Instructions for the task
Lines containing the word "день" are to be located and copied.

Input data
_____
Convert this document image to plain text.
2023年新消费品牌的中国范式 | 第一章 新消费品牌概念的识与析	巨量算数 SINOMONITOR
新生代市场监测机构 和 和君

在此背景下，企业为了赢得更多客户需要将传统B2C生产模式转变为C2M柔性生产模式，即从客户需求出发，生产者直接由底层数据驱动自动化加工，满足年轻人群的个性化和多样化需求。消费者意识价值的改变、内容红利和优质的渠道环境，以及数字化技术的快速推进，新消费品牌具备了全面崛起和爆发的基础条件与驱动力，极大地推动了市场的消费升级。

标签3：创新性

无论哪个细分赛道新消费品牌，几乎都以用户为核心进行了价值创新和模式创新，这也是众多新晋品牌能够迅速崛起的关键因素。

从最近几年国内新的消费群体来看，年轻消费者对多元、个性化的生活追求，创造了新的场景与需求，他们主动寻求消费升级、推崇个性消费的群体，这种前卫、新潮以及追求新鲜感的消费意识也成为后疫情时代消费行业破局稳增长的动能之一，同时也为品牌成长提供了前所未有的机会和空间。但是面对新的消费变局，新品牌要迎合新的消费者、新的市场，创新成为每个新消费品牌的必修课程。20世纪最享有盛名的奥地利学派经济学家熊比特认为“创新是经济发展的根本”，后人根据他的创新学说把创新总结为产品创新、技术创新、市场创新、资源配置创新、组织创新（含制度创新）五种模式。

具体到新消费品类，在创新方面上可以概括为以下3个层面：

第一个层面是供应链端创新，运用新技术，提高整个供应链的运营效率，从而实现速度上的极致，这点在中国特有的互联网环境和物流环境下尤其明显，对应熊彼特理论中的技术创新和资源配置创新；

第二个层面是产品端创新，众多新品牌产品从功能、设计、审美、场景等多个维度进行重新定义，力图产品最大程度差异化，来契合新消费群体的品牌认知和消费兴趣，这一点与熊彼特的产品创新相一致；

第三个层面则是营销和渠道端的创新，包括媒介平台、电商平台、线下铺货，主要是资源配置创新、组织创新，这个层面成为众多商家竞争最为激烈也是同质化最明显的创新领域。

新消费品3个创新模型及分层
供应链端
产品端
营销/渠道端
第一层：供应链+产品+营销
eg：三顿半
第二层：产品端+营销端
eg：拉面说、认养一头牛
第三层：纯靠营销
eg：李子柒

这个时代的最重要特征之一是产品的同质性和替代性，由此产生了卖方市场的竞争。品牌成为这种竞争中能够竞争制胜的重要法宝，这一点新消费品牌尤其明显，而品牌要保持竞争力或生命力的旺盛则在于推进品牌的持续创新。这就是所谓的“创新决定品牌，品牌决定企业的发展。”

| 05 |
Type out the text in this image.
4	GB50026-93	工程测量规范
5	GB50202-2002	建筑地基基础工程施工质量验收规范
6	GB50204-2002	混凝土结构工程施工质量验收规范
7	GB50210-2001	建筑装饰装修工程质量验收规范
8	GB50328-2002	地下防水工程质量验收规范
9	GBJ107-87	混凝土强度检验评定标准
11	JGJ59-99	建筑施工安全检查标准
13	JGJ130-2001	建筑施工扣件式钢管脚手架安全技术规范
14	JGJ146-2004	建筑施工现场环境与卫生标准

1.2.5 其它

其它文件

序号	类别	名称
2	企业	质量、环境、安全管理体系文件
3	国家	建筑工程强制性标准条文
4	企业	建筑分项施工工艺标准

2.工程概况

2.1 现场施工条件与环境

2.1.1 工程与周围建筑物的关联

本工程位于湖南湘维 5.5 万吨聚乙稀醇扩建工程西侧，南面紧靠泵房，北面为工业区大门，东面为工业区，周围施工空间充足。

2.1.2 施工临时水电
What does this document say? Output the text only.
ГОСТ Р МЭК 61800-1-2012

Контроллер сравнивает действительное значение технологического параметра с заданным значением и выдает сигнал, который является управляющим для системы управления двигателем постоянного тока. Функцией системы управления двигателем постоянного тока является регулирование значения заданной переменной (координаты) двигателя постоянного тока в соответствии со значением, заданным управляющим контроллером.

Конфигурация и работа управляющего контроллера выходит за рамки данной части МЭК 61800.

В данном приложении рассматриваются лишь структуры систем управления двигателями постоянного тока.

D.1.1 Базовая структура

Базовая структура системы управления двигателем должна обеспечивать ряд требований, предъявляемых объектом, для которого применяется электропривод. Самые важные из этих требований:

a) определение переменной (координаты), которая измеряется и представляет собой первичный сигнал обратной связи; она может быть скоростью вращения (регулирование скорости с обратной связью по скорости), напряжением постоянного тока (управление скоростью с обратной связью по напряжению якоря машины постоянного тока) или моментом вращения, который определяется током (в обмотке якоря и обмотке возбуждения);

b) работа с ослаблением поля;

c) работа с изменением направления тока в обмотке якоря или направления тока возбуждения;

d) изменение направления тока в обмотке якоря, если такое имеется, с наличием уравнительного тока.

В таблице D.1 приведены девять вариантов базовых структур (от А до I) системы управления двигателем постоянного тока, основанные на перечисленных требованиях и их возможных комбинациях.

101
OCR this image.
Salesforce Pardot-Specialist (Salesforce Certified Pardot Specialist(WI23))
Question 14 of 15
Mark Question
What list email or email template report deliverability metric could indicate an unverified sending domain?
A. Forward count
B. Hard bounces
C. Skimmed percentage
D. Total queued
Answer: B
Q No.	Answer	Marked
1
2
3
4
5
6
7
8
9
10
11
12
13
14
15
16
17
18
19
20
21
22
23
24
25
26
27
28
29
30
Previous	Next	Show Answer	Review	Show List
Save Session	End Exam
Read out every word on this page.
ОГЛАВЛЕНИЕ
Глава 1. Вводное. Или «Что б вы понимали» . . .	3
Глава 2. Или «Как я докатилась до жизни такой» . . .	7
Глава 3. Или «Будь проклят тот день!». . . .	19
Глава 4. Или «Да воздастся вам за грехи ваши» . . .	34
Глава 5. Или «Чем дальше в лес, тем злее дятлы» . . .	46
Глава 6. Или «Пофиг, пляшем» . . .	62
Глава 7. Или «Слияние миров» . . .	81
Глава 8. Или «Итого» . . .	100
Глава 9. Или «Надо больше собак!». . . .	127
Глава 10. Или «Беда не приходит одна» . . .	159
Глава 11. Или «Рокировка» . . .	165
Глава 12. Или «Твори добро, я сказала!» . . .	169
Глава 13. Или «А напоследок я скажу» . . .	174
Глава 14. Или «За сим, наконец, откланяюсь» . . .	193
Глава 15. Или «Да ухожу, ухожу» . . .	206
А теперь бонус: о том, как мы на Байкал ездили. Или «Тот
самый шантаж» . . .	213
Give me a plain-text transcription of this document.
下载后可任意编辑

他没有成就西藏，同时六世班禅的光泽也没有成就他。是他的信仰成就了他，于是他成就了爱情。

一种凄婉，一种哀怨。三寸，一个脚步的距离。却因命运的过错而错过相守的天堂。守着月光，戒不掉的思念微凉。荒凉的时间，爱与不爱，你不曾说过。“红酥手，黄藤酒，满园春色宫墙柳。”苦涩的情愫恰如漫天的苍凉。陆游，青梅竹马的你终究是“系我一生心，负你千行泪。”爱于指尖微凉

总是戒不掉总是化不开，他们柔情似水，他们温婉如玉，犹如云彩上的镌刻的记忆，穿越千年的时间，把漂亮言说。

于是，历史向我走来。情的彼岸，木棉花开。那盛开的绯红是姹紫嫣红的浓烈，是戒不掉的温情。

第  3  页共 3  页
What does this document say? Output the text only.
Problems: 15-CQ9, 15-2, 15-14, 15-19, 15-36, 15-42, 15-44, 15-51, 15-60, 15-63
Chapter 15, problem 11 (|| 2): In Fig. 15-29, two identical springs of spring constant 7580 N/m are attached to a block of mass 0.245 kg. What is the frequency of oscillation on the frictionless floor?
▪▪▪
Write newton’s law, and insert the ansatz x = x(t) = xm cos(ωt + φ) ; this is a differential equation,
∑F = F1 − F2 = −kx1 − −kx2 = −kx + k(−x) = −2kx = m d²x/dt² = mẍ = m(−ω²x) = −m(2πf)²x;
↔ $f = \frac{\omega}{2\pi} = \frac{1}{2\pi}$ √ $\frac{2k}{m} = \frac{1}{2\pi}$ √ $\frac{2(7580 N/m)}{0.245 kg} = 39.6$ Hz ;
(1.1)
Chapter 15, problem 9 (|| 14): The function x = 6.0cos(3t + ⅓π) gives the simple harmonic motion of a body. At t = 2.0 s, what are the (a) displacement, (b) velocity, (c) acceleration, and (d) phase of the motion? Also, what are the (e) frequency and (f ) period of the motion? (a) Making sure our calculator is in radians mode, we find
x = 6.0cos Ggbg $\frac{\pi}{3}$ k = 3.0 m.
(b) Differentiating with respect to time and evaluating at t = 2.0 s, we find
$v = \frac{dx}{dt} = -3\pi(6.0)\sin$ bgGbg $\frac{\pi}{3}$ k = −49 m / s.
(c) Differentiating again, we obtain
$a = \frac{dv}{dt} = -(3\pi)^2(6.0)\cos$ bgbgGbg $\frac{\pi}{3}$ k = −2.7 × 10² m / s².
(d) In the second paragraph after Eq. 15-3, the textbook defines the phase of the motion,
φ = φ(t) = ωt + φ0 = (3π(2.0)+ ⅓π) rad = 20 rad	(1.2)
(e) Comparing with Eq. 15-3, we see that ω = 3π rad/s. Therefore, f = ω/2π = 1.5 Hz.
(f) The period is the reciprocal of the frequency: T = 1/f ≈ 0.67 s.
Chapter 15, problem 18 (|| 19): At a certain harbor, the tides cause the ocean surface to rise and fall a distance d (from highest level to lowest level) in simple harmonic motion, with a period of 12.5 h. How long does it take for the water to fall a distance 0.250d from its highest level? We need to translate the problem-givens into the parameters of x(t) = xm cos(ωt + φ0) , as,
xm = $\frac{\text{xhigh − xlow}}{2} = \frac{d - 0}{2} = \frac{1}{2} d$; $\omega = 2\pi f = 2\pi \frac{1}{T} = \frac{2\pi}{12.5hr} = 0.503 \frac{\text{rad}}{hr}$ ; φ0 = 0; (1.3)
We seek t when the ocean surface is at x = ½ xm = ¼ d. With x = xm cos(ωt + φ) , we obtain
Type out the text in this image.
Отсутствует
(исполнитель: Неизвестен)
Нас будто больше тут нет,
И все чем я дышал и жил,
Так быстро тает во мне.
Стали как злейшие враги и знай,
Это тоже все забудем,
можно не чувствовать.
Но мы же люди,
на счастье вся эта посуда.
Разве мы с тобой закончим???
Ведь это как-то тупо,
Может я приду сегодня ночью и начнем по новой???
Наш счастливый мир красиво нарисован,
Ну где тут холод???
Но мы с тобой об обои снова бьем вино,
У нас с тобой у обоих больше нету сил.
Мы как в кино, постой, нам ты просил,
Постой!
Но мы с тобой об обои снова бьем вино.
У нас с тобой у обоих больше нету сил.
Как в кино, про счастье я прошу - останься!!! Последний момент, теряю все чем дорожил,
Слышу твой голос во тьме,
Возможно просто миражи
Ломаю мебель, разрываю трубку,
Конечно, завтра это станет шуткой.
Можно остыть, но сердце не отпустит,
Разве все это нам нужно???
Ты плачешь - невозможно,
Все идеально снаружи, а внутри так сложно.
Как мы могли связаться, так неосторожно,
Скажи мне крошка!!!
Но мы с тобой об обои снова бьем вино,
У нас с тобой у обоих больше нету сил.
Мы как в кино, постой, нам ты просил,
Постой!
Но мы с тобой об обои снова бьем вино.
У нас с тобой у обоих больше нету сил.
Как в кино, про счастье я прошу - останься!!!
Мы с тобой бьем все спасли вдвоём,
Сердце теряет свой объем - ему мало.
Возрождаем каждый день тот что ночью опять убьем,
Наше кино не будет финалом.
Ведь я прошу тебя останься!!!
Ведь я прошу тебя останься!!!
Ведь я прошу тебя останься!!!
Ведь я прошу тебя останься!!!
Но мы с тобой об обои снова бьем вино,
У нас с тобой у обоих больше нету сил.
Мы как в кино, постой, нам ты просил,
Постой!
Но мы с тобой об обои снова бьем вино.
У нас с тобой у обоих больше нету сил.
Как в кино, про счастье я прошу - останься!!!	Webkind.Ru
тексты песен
_____
Correct answer
Глава 3. Или «Будь проклят тот день!». . . .	19
Возрождаем каждый день тот что ночью опять убьем,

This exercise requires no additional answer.